Look for the string "title" in every line, and copy each line that has it.

Data items:
□ □ □ □ □
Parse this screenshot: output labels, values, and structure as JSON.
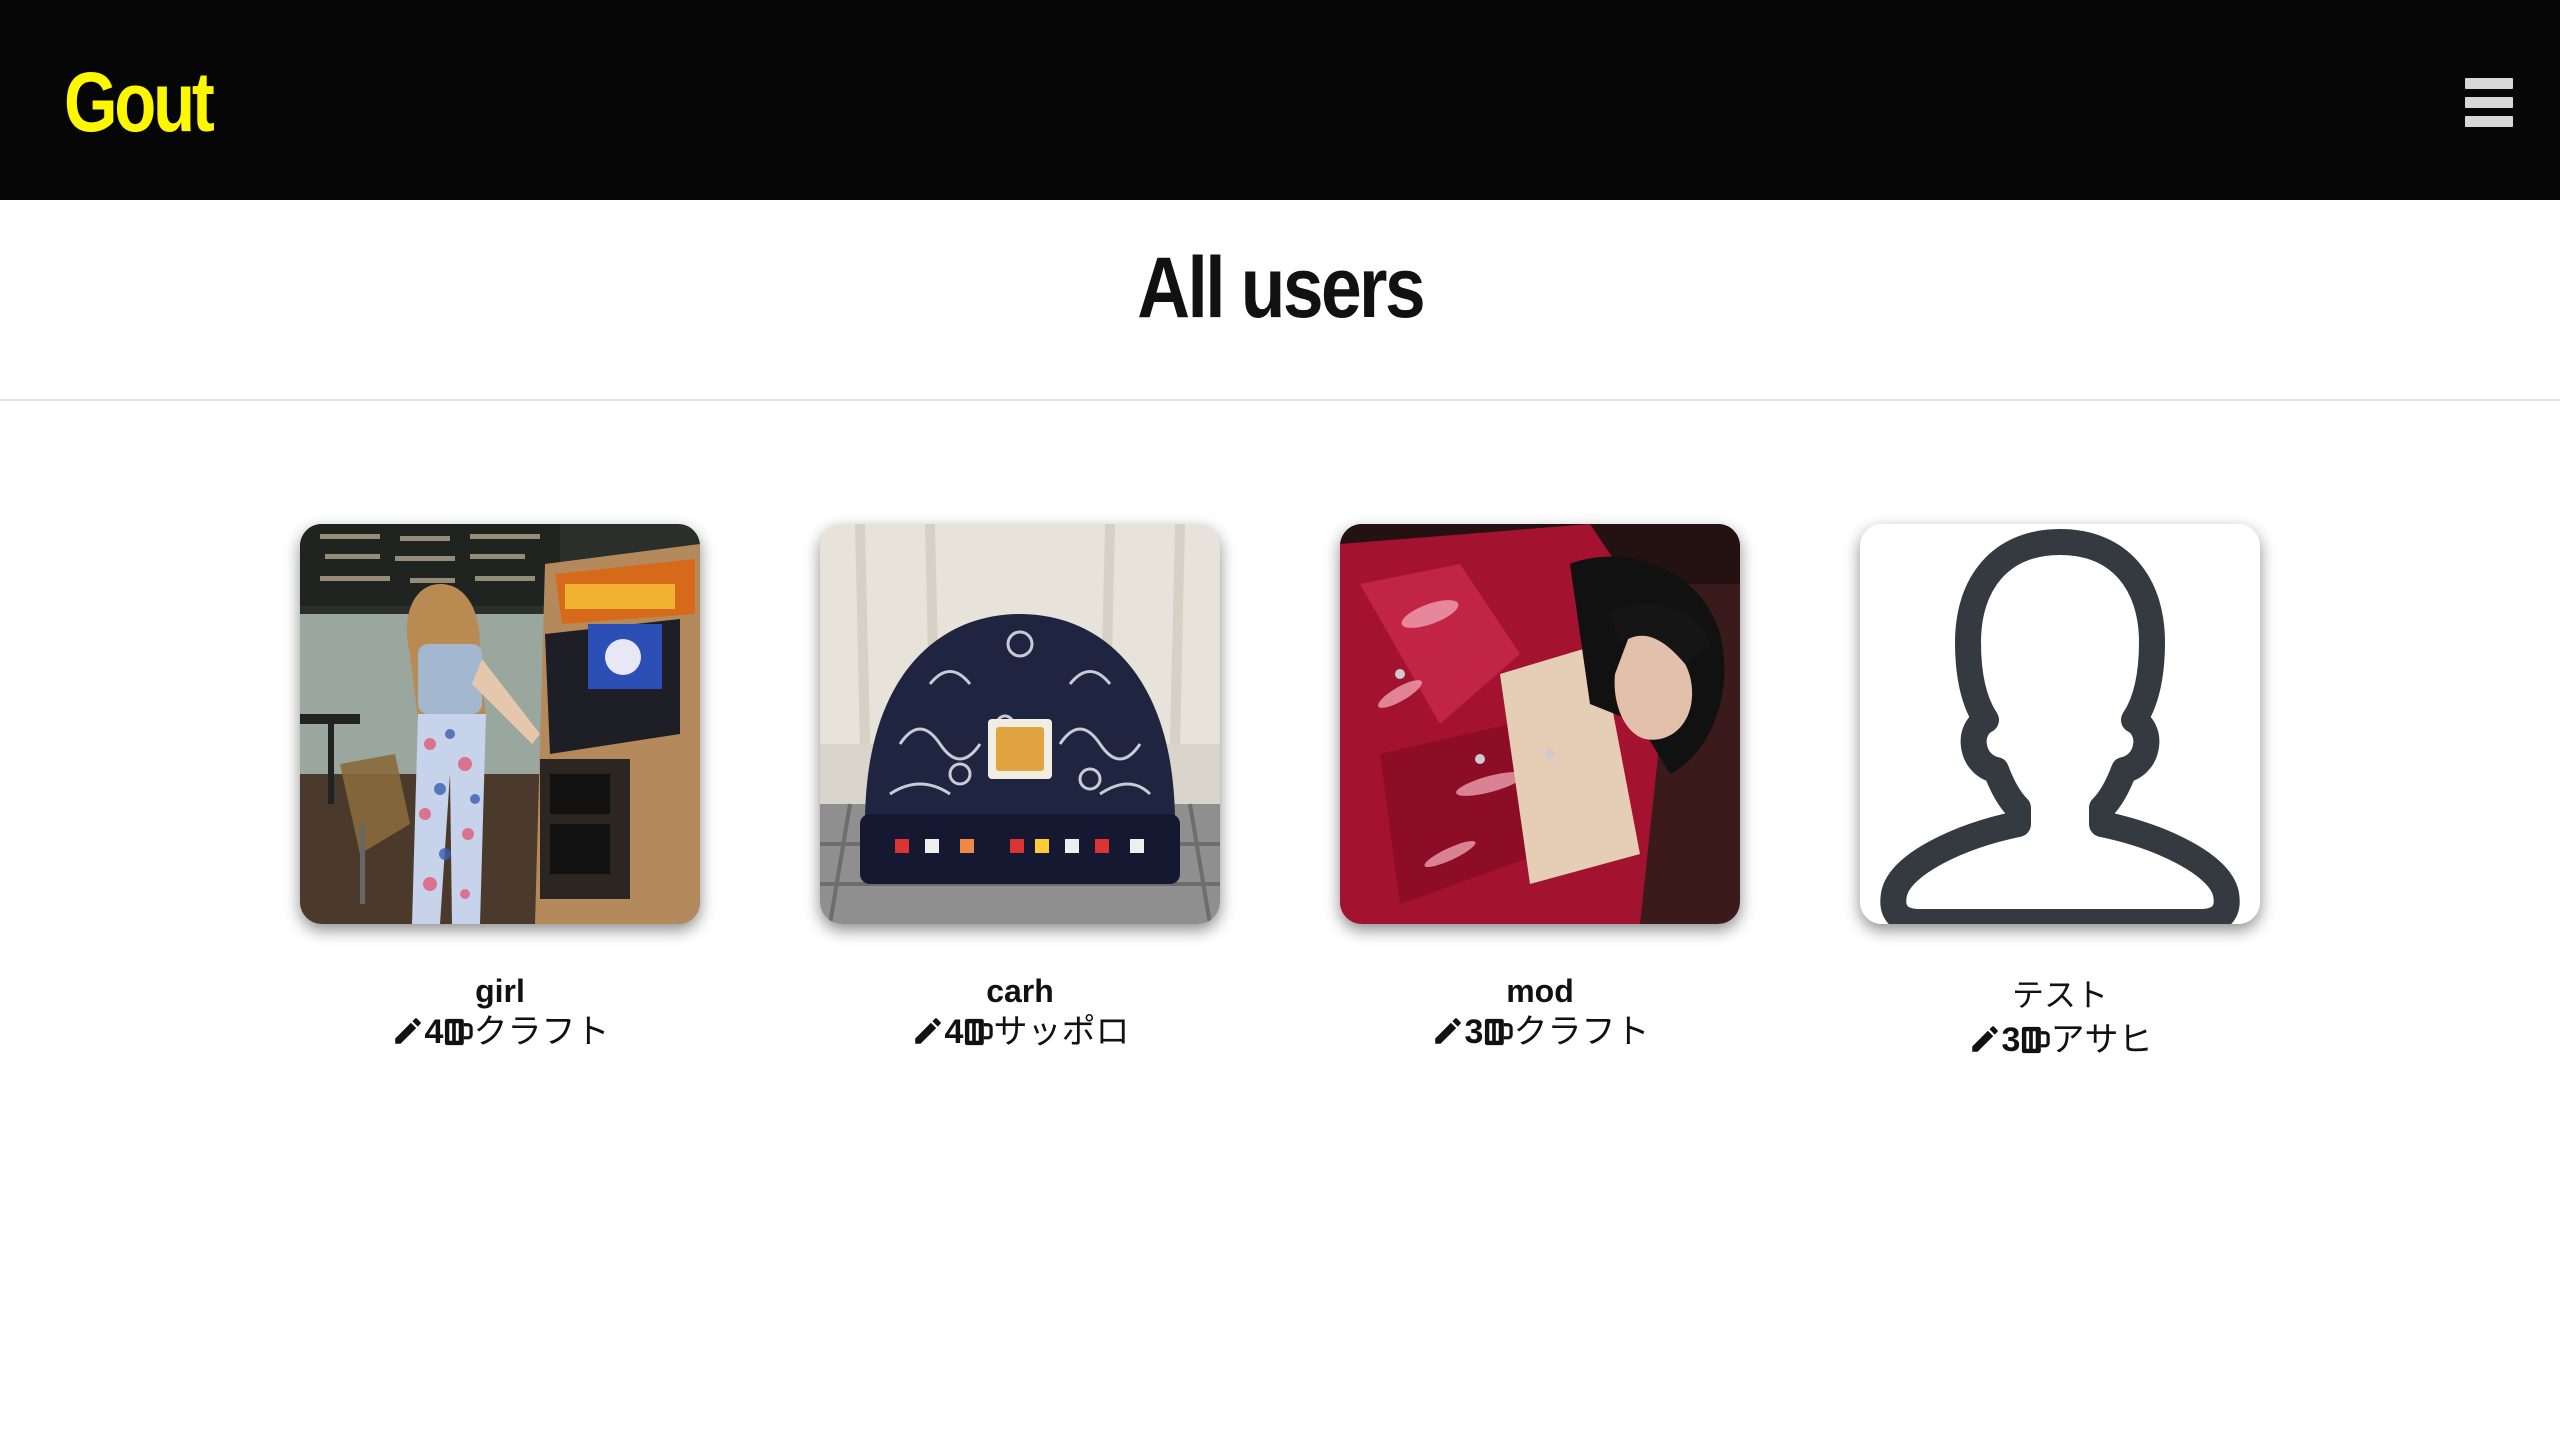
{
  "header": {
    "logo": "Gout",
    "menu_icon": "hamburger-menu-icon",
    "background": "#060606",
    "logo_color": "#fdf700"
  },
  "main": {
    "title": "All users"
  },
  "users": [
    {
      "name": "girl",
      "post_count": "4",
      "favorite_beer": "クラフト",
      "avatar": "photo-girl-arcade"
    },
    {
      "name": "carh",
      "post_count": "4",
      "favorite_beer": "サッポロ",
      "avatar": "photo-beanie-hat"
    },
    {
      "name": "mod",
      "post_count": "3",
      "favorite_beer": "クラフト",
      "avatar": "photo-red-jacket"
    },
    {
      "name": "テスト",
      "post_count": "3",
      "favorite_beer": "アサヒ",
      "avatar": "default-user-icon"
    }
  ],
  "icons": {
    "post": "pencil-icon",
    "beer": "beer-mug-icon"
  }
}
□ □ □ □ □
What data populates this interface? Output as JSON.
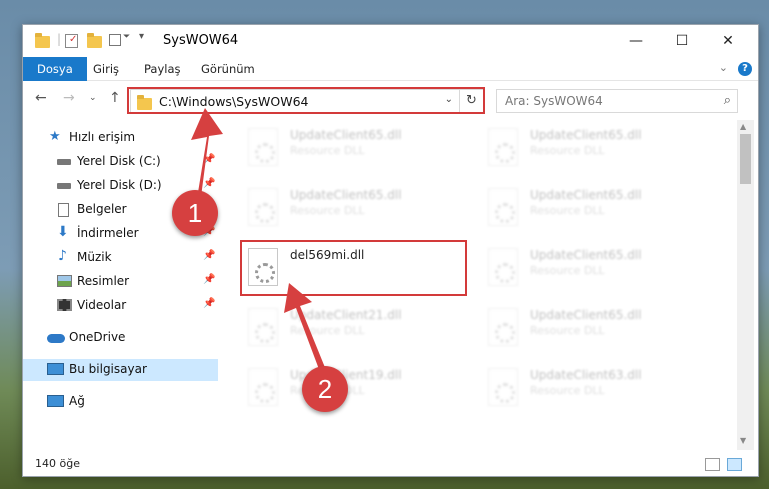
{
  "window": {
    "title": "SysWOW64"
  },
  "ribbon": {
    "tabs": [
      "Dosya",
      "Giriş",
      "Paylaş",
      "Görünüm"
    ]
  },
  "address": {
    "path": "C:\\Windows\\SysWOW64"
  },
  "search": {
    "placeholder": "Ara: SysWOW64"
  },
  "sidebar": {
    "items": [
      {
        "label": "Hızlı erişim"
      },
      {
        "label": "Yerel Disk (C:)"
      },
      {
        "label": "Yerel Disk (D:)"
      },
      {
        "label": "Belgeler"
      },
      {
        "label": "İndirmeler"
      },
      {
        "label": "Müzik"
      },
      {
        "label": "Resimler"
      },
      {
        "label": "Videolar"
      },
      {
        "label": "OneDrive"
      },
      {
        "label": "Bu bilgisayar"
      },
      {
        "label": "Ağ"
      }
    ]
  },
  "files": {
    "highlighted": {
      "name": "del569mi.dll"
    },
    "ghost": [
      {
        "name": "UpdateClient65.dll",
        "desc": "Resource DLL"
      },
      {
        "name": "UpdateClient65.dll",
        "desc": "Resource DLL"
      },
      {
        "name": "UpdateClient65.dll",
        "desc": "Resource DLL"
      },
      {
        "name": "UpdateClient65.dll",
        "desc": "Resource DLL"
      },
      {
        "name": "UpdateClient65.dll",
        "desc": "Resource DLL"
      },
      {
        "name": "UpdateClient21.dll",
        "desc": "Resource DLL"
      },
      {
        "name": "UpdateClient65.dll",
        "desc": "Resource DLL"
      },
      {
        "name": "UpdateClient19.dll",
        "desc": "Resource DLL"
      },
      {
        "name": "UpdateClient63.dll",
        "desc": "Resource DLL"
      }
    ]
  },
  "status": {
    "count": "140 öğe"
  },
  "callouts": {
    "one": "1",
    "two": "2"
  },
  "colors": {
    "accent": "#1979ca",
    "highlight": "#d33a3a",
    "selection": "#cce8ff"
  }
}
□ □ □ □ □
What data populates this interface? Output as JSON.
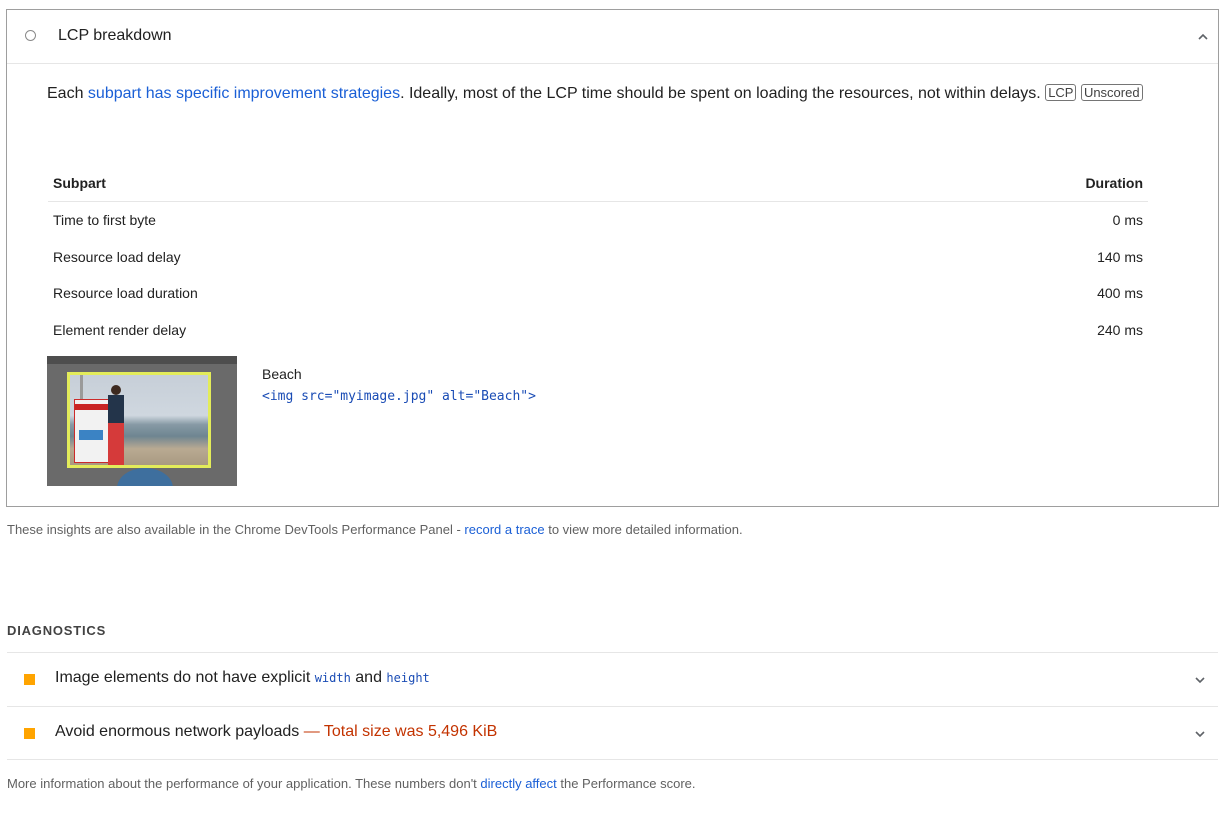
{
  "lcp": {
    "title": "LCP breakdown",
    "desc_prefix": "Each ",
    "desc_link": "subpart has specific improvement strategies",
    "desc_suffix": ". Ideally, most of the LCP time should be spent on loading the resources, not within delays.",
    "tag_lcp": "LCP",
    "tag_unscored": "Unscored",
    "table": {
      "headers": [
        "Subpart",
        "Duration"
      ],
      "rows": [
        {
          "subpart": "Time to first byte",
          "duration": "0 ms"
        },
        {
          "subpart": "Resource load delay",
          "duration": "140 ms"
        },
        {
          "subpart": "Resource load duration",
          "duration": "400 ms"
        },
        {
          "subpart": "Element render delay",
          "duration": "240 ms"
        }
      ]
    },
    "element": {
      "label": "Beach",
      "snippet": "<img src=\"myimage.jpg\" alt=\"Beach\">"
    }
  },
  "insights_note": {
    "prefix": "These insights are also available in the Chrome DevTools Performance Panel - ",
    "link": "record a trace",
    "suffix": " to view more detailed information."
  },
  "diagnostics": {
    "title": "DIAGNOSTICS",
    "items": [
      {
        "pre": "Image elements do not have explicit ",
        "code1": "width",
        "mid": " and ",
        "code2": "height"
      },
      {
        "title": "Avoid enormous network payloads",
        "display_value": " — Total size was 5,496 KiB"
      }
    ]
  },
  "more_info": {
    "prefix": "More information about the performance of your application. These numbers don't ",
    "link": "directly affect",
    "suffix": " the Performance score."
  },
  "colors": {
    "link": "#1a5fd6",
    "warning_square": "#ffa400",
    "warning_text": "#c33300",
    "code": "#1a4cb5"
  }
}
□ □ □ □ □
### FINAL RESULT:
    "title": "All users"
    "title": "SysWOW64"
    "title": "LCP breakdown",
    "title": "DIAGNOSTICS",
        "title": "Avoid enormous network payloads",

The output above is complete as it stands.